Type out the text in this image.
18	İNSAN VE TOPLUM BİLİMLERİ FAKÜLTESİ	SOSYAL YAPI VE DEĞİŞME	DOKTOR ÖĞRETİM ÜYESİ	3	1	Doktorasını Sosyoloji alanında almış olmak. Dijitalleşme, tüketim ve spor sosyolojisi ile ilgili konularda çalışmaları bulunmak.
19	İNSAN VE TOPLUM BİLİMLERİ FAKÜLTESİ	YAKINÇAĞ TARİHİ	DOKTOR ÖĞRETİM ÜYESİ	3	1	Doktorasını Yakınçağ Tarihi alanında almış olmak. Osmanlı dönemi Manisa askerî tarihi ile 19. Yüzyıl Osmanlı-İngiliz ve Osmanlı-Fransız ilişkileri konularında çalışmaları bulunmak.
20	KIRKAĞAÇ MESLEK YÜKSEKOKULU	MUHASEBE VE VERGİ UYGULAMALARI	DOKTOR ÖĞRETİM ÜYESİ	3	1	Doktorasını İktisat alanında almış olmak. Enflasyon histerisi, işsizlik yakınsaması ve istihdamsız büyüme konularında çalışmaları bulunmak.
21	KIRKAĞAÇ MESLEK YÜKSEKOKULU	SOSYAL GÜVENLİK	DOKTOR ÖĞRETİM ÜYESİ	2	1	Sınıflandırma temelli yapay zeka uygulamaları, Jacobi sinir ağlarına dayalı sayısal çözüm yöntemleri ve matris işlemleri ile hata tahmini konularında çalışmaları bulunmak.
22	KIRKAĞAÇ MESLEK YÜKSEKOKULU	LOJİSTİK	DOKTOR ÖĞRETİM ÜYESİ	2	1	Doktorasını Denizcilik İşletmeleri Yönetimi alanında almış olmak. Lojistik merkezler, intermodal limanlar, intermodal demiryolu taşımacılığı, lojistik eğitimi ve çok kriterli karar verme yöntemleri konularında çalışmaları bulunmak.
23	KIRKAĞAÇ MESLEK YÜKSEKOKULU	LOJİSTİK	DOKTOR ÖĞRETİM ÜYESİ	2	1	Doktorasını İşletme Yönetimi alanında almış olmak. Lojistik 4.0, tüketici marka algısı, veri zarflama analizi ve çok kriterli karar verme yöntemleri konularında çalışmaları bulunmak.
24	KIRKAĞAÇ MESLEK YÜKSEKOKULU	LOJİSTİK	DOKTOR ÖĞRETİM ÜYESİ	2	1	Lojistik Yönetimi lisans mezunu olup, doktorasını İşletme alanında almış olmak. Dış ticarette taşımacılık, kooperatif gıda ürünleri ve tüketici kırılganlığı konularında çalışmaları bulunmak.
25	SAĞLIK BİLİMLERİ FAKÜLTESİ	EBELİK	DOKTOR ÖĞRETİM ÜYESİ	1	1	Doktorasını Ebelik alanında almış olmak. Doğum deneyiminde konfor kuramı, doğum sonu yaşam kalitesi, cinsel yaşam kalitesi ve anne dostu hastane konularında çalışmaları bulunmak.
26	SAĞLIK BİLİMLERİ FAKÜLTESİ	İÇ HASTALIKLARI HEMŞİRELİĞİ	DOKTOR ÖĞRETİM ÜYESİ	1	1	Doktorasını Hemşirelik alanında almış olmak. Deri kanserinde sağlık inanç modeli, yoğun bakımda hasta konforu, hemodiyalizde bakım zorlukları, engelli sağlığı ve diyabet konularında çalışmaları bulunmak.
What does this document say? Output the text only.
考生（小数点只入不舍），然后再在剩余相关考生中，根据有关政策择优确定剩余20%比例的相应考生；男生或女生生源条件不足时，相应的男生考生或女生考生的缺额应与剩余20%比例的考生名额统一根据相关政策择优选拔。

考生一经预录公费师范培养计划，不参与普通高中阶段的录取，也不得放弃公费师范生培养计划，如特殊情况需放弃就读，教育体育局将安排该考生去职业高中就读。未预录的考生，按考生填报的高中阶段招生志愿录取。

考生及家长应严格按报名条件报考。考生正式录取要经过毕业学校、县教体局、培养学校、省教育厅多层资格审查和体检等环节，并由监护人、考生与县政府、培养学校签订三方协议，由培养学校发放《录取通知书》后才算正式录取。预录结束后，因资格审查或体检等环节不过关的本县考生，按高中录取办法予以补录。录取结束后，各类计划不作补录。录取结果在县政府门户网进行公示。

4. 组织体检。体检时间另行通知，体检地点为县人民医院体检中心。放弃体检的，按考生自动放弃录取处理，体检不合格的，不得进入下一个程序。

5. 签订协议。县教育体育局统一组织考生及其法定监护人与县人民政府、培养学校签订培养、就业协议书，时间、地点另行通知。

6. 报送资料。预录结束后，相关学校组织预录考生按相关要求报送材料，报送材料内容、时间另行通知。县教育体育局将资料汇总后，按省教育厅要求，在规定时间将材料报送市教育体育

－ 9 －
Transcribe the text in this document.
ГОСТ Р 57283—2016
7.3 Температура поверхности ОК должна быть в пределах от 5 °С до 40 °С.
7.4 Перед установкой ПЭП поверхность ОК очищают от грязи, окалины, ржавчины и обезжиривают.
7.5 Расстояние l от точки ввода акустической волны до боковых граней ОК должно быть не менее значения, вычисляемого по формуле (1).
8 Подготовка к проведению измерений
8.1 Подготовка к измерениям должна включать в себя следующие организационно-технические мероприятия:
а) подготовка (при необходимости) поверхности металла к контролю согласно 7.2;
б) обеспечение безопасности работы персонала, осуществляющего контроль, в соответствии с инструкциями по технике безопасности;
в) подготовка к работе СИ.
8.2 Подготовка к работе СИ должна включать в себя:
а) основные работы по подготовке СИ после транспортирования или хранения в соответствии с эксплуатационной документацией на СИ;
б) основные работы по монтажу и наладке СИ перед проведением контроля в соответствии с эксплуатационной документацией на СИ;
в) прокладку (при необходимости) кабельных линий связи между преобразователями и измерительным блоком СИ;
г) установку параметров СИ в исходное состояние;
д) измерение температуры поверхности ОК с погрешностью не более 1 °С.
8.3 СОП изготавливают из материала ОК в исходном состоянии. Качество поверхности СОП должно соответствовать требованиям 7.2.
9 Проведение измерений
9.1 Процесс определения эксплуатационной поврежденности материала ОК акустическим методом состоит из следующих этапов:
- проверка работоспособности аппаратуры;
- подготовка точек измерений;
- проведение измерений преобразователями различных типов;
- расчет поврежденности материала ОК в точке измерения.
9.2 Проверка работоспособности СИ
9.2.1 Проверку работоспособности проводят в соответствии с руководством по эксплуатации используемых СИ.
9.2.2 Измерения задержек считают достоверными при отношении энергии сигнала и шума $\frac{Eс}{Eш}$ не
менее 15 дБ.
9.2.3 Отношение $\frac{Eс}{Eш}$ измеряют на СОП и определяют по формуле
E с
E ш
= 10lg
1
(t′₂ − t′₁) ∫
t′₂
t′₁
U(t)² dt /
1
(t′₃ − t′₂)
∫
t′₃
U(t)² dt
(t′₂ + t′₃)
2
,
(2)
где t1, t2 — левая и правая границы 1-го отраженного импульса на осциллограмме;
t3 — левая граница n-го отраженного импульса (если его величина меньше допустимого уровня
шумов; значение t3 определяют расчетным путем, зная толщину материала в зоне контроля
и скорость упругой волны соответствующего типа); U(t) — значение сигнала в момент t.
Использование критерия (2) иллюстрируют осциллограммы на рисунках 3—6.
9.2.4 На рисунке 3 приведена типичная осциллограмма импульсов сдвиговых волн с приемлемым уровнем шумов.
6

PROBLEM TO WORK ON = Quote all the records exactly, please, leaving none out.

RESPONSE TO THE EXERCISE =
Type out the text in this image.
18	İNSAN VE TOPLUM BİLİMLERİ FAKÜLTESİ	SOSYAL YAPI VE DEĞİŞME	DOKTOR ÖĞRETİM ÜYESİ	3	1	Doktorasını Sosyoloji alanında almış olmak. Dijitalleşme, tüketim ve spor sosyolojisi ile ilgili konularda çalışmaları bulunmak.
19	İNSAN VE TOPLUM BİLİMLERİ FAKÜLTESİ	YAKINÇAĞ TARİHİ	DOKTOR ÖĞRETİM ÜYESİ	3	1	Doktorasını Yakınçağ Tarihi alanında almış olmak. Osmanlı dönemi Manisa askerî tarihi ile 19. Yüzyıl Osmanlı-İngiliz ve Osmanlı-Fransız ilişkileri konularında çalışmaları bulunmak.
20	KIRKAĞAÇ MESLEK YÜKSEKOKULU	MUHASEBE VE VERGİ UYGULAMALARI	DOKTOR ÖĞRETİM ÜYESİ	3	1	Doktorasını İktisat alanında almış olmak. Enflasyon histerisi, işsizlik yakınsaması ve istihdamsız büyüme konularında çalışmaları bulunmak.
21	KIRKAĞAÇ MESLEK YÜKSEKOKULU	SOSYAL GÜVENLİK	DOKTOR ÖĞRETİM ÜYESİ	2	1	Sınıflandırma temelli yapay zeka uygulamaları, Jacobi sinir ağlarına dayalı sayısal çözüm yöntemleri ve matris işlemleri ile hata tahmini konularında çalışmaları bulunmak.
22	KIRKAĞAÇ MESLEK YÜKSEKOKULU	LOJİSTİK	DOKTOR ÖĞRETİM ÜYESİ	2	1	Doktorasını Denizcilik İşletmeleri Yönetimi alanında almış olmak. Lojistik merkezler, intermodal limanlar, intermodal demiryolu taşımacılığı, lojistik eğitimi ve çok kriterli karar verme yöntemleri konularında çalışmaları bulunmak.
23	KIRKAĞAÇ MESLEK YÜKSEKOKULU	LOJİSTİK	DOKTOR ÖĞRETİM ÜYESİ	2	1	Doktorasını İşletme Yönetimi alanında almış olmak. Lojistik 4.0, tüketici marka algısı, veri zarflama analizi ve çok kriterli karar verme yöntemleri konularında çalışmaları bulunmak.
24	KIRKAĞAÇ MESLEK YÜKSEKOKULU	LOJİSTİK	DOKTOR ÖĞRETİM ÜYESİ	2	1	Lojistik Yönetimi lisans mezunu olup, doktorasını İşletme alanında almış olmak. Dış ticarette taşımacılık, kooperatif gıda ürünleri ve tüketici kırılganlığı konularında çalışmaları bulunmak.
25	SAĞLIK BİLİMLERİ FAKÜLTESİ	EBELİK	DOKTOR ÖĞRETİM ÜYESİ	1	1	Doktorasını Ebelik alanında almış olmak. Doğum deneyiminde konfor kuramı, doğum sonu yaşam kalitesi, cinsel yaşam kalitesi ve anne dostu hastane konularında çalışmaları bulunmak.
26	SAĞLIK BİLİMLERİ FAKÜLTESİ	İÇ HASTALIKLARI HEMŞİRELİĞİ	DOKTOR ÖĞRETİM ÜYESİ	1	1	Doktorasını Hemşirelik alanında almış olmak. Deri kanserinde sağlık inanç modeli, yoğun bakımda hasta konforu, hemodiyalizde bakım zorlukları, engelli sağlığı ve diyabet konularında çalışmaları bulunmak.
What does this document say? Output the text only.
考生（小数点只入不舍），然后再在剩余相关考生中，根据有关政策择优确定剩余20%比例的相应考生；男生或女生生源条件不足时，相应的男生考生或女生考生的缺额应与剩余20%比例的考生名额统一根据相关政策择优选拔。

考生一经预录公费师范培养计划，不参与普通高中阶段的录取，也不得放弃公费师范生培养计划，如特殊情况需放弃就读，教育体育局将安排该考生去职业高中就读。未预录的考生，按考生填报的高中阶段招生志愿录取。

考生及家长应严格按报名条件报考。考生正式录取要经过毕业学校、县教体局、培养学校、省教育厅多层资格审查和体检等环节，并由监护人、考生与县政府、培养学校签订三方协议，由培养学校发放《录取通知书》后才算正式录取。预录结束后，因资格审查或体检等环节不过关的本县考生，按高中录取办法予以补录。录取结束后，各类计划不作补录。录取结果在县政府门户网进行公示。

4. 组织体检。体检时间另行通知，体检地点为县人民医院体检中心。放弃体检的，按考生自动放弃录取处理，体检不合格的，不得进入下一个程序。

5. 签订协议。县教育体育局统一组织考生及其法定监护人与县人民政府、培养学校签订培养、就业协议书，时间、地点另行通知。

6. 报送资料。预录结束后，相关学校组织预录考生按相关要求报送材料，报送材料内容、时间另行通知。县教育体育局将资料汇总后，按省教育厅要求，在规定时间将材料报送市教育体育

－ 9 －
Transcribe the text in this document.
ГОСТ Р 57283—2016
7.3 Температура поверхности ОК должна быть в пределах от 5 °С до 40 °С.
7.4 Перед установкой ПЭП поверхность ОК очищают от грязи, окалины, ржавчины и обезжиривают.
7.5 Расстояние l от точки ввода акустической волны до боковых граней ОК должно быть не менее значения, вычисляемого по формуле (1).
8 Подготовка к проведению измерений
8.1 Подготовка к измерениям должна включать в себя следующие организационно-технические мероприятия:
а) подготовка (при необходимости) поверхности металла к контролю согласно 7.2;
б) обеспечение безопасности работы персонала, осуществляющего контроль, в соответствии с инструкциями по технике безопасности;
в) подготовка к работе СИ.
8.2 Подготовка к работе СИ должна включать в себя:
а) основные работы по подготовке СИ после транспортирования или хранения в соответствии с эксплуатационной документацией на СИ;
б) основные работы по монтажу и наладке СИ перед проведением контроля в соответствии с эксплуатационной документацией на СИ;
в) прокладку (при необходимости) кабельных линий связи между преобразователями и измерительным блоком СИ;
г) установку параметров СИ в исходное состояние;
д) измерение температуры поверхности ОК с погрешностью не более 1 °С.
8.3 СОП изготавливают из материала ОК в исходном состоянии. Качество поверхности СОП должно соответствовать требованиям 7.2.
9 Проведение измерений
9.1 Процесс определения эксплуатационной поврежденности материала ОК акустическим методом состоит из следующих этапов:
- проверка работоспособности аппаратуры;
- подготовка точек измерений;
- проведение измерений преобразователями различных типов;
- расчет поврежденности материала ОК в точке измерения.
9.2 Проверка работоспособности СИ
9.2.1 Проверку работоспособности проводят в соответствии с руководством по эксплуатации используемых СИ.
9.2.2 Измерения задержек считают достоверными при отношении энергии сигнала и шума $\frac{Eс}{Eш}$ не
менее 15 дБ.
9.2.3 Отношение $\frac{Eс}{Eш}$ измеряют на СОП и определяют по формуле
E с
E ш
= 10lg
1
(t′₂ − t′₁) ∫
t′₂
t′₁
U(t)² dt /
1
(t′₃ − t′₂)
∫
t′₃
U(t)² dt
(t′₂ + t′₃)
2
,
(2)
где t1, t2 — левая и правая границы 1-го отраженного импульса на осциллограмме;
t3 — левая граница n-го отраженного импульса (если его величина меньше допустимого уровня
шумов; значение t3 определяют расчетным путем, зная толщину материала в зоне контроля
и скорость упругой волны соответствующего типа); U(t) — значение сигнала в момент t.
Использование критерия (2) иллюстрируют осциллограммы на рисунках 3—6.
9.2.4 На рисунке 3 приведена типичная осциллограмма импульсов сдвиговых волн с приемлемым уровнем шумов.
6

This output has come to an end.